*TASK:* Note each line that includes the word "stato". Copy those lines.

*Recorded data:*
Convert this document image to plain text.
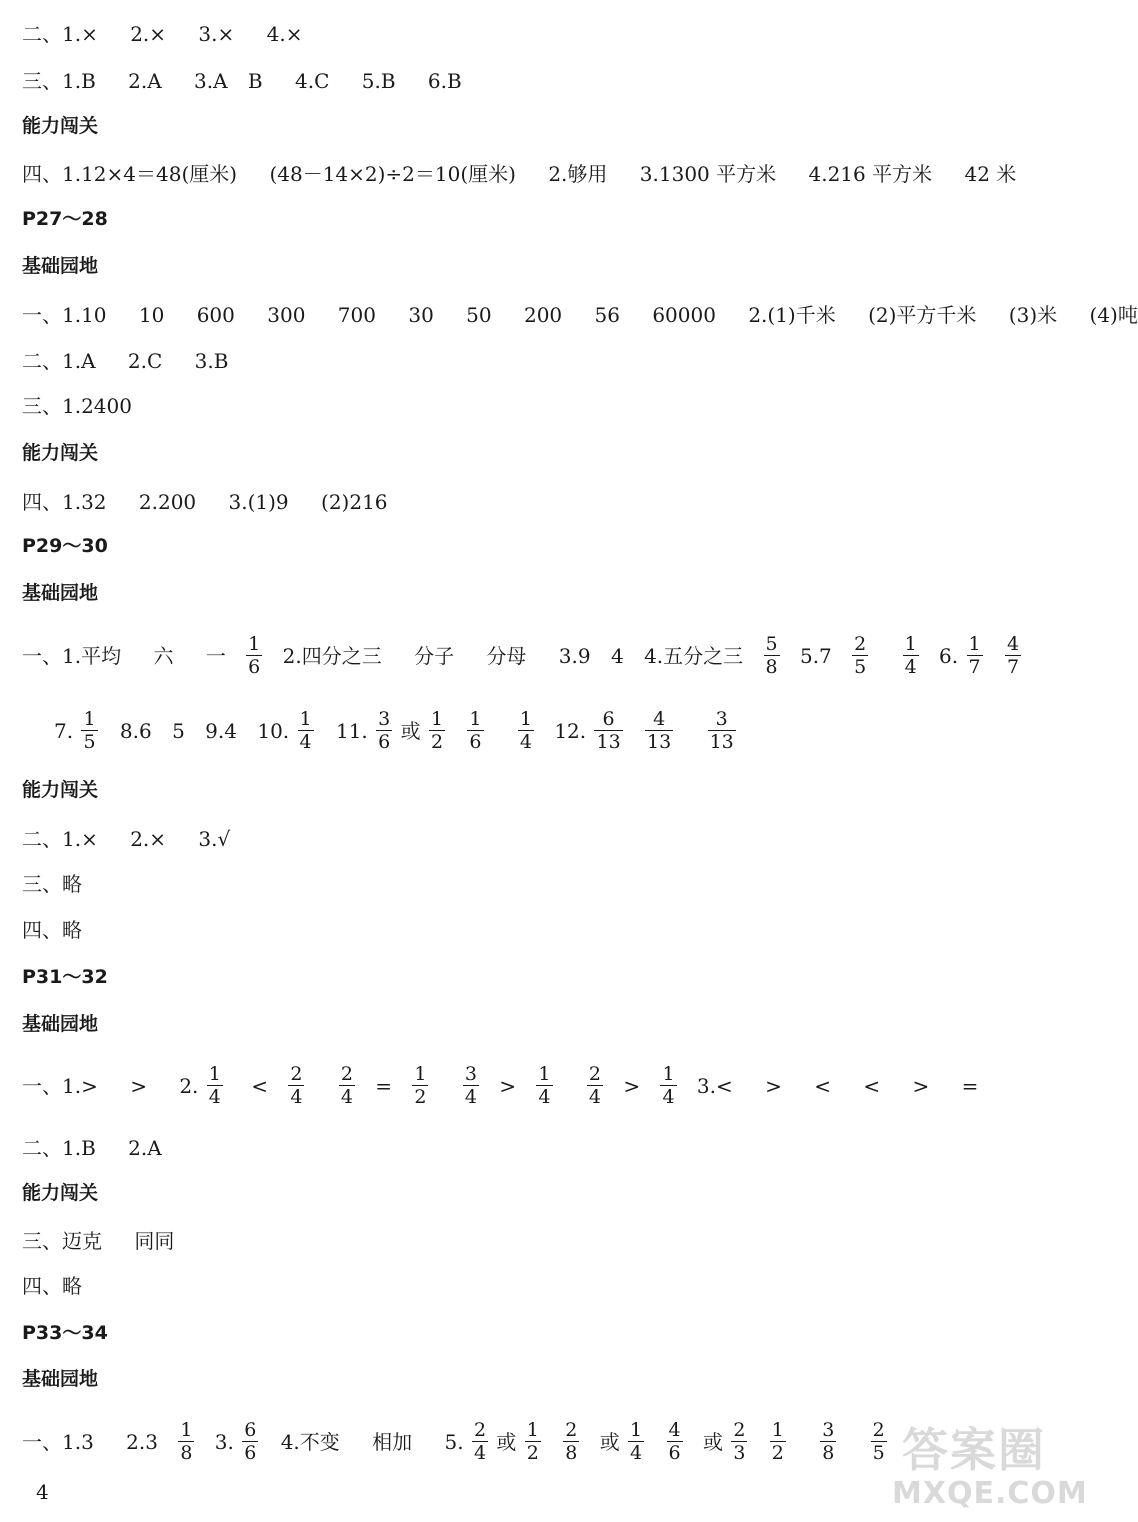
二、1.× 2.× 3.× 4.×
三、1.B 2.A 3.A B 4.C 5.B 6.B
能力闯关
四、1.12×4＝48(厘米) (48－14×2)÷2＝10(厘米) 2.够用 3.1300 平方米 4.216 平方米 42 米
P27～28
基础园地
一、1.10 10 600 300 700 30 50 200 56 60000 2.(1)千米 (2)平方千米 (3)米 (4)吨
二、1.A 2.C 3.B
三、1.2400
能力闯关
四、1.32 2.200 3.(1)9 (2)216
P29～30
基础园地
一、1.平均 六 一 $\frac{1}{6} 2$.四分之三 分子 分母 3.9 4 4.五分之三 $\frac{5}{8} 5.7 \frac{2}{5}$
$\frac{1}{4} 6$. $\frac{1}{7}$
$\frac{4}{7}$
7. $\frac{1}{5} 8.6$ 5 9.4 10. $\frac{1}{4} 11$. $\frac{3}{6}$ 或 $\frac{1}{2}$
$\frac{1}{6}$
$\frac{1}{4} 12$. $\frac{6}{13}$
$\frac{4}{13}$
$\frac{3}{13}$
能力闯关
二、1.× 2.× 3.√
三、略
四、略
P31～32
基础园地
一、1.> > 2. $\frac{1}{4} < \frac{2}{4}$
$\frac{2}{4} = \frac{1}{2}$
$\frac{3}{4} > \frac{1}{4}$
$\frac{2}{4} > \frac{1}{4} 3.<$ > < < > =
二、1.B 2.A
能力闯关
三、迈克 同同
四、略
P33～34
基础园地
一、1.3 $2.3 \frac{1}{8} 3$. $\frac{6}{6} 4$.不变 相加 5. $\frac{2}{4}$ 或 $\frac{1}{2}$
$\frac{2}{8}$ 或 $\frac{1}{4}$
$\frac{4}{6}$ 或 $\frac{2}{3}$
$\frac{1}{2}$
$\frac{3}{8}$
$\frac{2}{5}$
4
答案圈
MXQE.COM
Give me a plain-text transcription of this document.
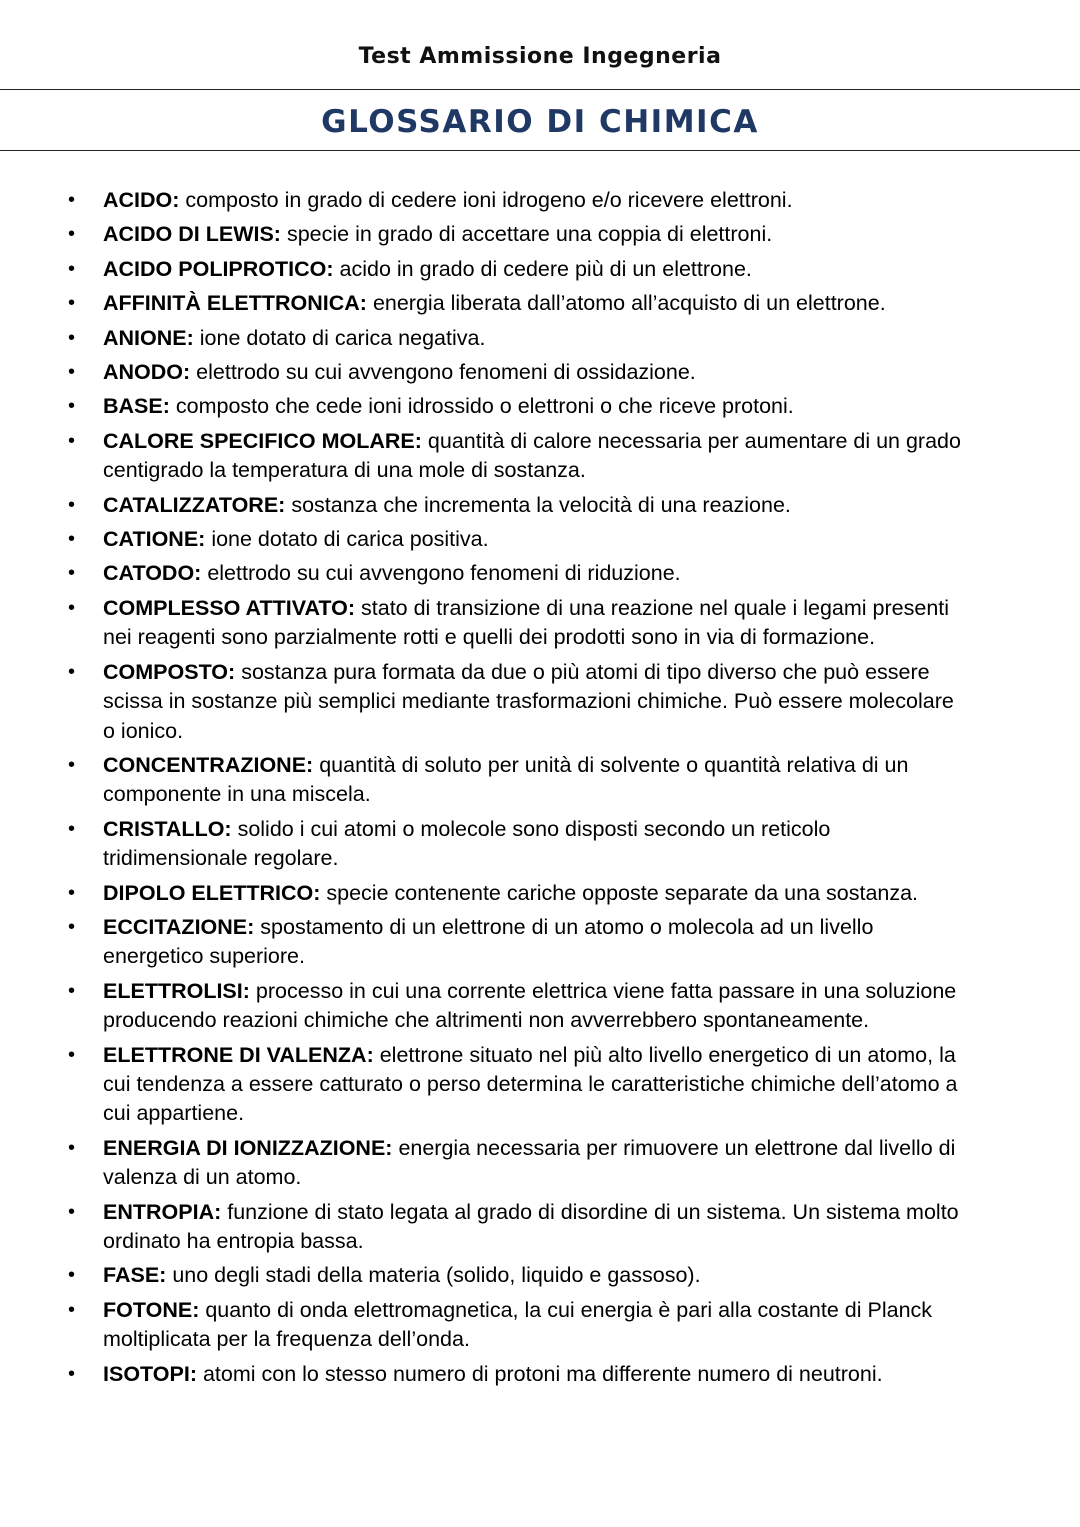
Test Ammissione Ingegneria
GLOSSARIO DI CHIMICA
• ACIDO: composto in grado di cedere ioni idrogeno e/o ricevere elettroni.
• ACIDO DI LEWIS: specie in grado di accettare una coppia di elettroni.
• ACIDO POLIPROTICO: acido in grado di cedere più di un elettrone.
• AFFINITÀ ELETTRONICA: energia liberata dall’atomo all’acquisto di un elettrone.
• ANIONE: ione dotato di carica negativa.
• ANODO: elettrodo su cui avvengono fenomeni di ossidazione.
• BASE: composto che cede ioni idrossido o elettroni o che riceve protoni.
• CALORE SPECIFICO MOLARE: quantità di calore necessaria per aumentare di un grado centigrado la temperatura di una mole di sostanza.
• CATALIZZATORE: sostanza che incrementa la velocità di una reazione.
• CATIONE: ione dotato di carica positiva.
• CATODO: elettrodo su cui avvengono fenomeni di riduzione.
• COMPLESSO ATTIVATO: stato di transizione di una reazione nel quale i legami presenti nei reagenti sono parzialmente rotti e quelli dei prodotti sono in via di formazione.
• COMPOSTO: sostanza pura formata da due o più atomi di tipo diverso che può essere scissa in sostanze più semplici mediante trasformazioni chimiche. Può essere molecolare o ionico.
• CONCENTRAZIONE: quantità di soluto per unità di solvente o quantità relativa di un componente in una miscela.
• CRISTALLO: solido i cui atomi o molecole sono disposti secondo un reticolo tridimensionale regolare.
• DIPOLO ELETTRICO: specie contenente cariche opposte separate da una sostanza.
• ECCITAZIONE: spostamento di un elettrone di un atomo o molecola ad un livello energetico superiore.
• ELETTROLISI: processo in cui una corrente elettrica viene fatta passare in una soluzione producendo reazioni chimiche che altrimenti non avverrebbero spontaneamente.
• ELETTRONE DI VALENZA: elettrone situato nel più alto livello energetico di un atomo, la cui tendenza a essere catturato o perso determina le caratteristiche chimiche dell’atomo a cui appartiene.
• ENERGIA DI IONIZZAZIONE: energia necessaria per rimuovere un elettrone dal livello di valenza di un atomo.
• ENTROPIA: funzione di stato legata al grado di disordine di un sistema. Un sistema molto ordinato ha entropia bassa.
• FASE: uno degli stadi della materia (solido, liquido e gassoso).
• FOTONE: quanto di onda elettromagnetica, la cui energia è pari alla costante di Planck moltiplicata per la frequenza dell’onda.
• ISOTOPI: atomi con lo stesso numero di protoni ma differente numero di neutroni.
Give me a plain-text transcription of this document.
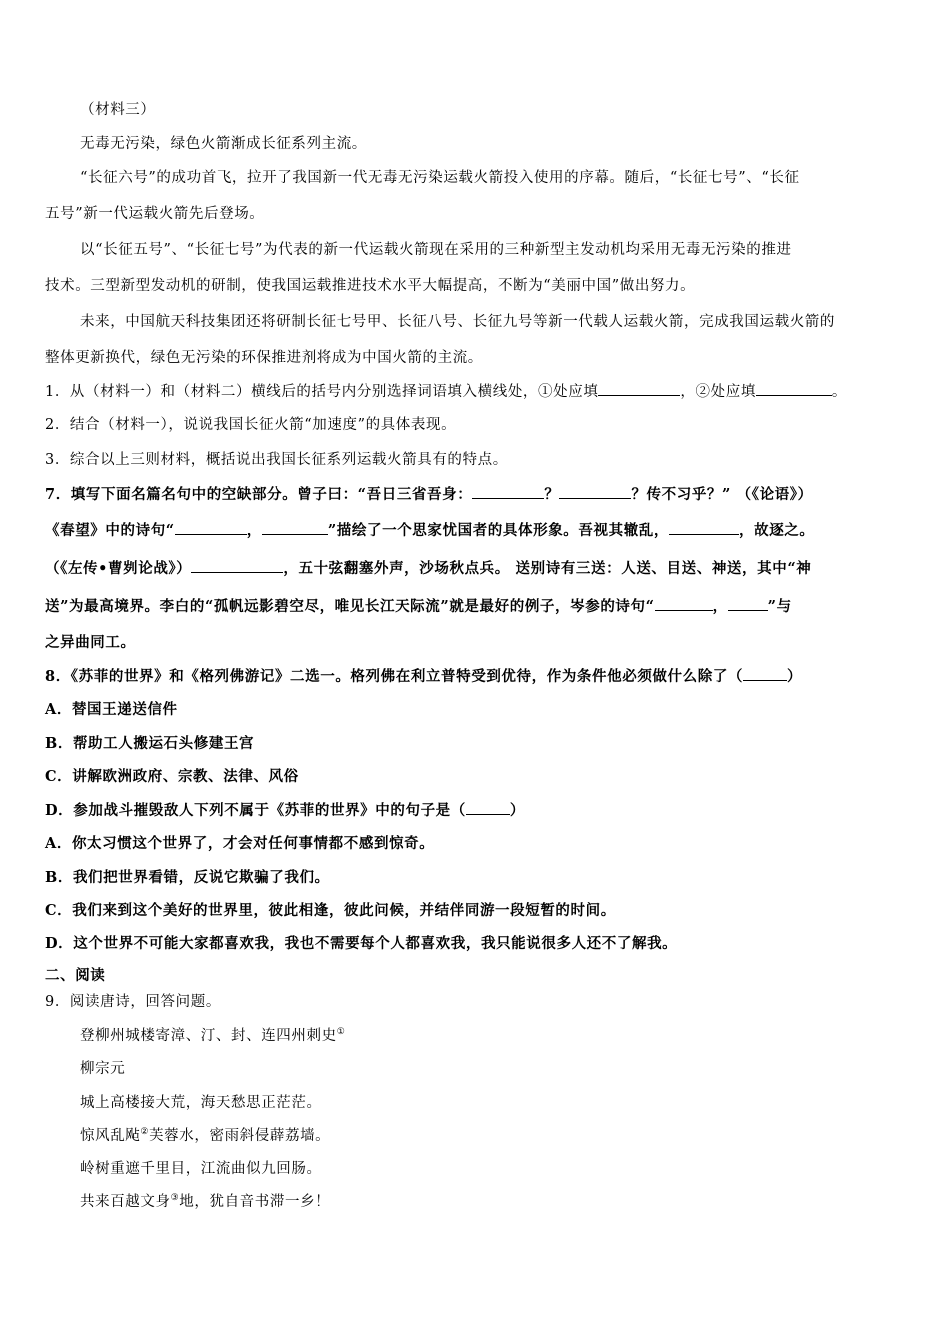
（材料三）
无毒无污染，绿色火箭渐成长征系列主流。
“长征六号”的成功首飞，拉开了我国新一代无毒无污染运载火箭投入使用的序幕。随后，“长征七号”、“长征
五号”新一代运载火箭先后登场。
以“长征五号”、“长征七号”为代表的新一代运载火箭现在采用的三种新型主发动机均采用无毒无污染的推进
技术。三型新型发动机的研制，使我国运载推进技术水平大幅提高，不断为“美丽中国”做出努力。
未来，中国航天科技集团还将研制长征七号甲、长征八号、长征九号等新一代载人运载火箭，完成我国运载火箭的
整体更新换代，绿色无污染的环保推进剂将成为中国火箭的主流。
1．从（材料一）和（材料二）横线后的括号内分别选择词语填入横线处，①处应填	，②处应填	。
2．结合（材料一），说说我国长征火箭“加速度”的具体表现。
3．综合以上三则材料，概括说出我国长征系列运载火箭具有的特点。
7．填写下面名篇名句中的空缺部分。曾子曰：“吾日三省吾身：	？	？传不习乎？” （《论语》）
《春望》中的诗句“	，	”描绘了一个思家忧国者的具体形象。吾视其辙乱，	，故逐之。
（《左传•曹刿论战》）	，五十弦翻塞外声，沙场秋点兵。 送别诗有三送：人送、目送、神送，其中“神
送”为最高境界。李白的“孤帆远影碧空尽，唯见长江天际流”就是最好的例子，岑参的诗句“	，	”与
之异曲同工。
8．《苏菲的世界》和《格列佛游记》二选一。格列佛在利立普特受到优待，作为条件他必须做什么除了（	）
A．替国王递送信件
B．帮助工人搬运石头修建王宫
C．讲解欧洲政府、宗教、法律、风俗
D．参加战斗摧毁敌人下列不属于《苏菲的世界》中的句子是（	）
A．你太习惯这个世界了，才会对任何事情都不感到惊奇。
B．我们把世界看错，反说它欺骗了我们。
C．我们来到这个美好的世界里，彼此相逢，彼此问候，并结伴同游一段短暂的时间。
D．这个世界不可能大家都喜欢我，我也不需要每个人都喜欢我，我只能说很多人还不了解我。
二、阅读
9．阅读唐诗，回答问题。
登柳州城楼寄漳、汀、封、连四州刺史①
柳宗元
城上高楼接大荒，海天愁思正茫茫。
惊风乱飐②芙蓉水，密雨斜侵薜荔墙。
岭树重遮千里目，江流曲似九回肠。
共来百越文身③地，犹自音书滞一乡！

*ANSWER TO THE EXERCISE:*
• COMPLESSO ATTIVATO: stato di transizione di una reazione nel quale i legami presenti nei reagenti sono parzialmente rotti e quelli dei prodotti sono in via di formazione.
• ENTROPIA: funzione di stato legata al grado di disordine di un sistema. Un sistema molto ordinato ha entropia bassa.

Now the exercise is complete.